- AIM -
Repeat the data below exactly, dropping any pictures it holds.

Records from a collection of figures:

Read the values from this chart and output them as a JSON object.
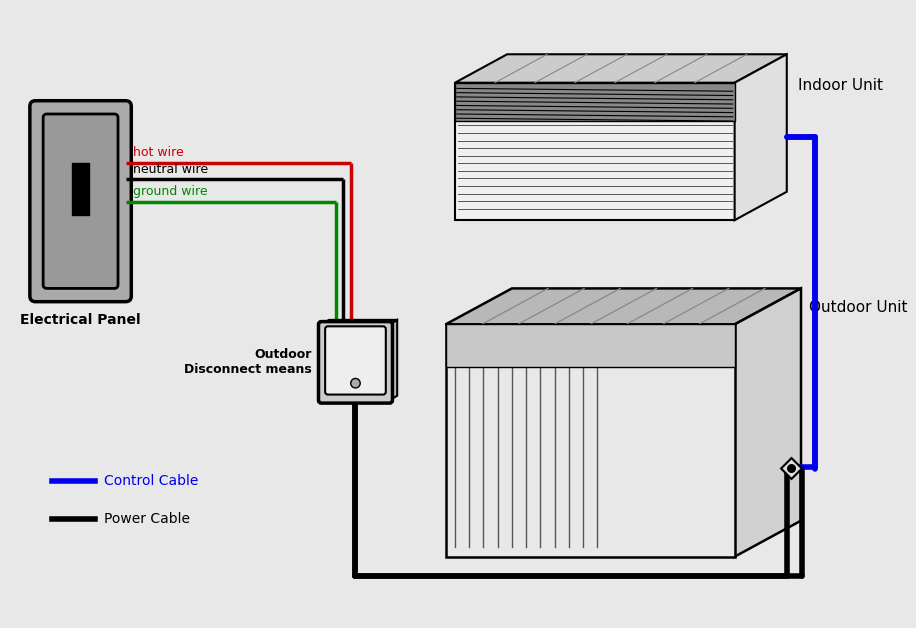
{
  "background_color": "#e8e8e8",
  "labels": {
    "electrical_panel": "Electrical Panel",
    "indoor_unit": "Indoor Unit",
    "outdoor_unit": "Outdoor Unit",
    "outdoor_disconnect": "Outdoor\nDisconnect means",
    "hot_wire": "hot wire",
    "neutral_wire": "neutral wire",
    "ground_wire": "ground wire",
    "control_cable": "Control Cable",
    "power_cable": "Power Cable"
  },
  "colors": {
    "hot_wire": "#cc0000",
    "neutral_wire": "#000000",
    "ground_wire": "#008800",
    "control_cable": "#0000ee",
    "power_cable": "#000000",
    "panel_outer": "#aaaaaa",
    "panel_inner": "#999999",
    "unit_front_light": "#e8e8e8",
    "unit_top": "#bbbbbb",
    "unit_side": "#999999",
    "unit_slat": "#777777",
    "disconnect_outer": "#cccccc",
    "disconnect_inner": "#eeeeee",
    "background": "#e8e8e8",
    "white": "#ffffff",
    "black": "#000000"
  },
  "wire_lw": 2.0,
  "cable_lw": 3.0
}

- WORKED SOLUTION -
Read the values from this chart and output them as a JSON object.
{
  "background_color": "#e8e8e8",
  "labels": {
    "electrical_panel": "Electrical Panel",
    "indoor_unit": "Indoor Unit",
    "outdoor_unit": "Outdoor Unit",
    "outdoor_disconnect": "Outdoor\nDisconnect means",
    "hot_wire": "hot wire",
    "neutral_wire": "neutral wire",
    "ground_wire": "ground wire",
    "control_cable": "Control Cable",
    "power_cable": "Power Cable"
  },
  "colors": {
    "hot_wire": "#cc0000",
    "neutral_wire": "#000000",
    "ground_wire": "#008800",
    "control_cable": "#0000ee",
    "power_cable": "#000000",
    "panel_outer": "#aaaaaa",
    "panel_inner": "#999999",
    "unit_front_light": "#e8e8e8",
    "unit_top": "#bbbbbb",
    "unit_side": "#999999",
    "unit_slat": "#777777",
    "disconnect_outer": "#cccccc",
    "disconnect_inner": "#eeeeee",
    "background": "#e8e8e8",
    "white": "#ffffff",
    "black": "#000000"
  },
  "wire_lw": 2.0,
  "cable_lw": 3.0
}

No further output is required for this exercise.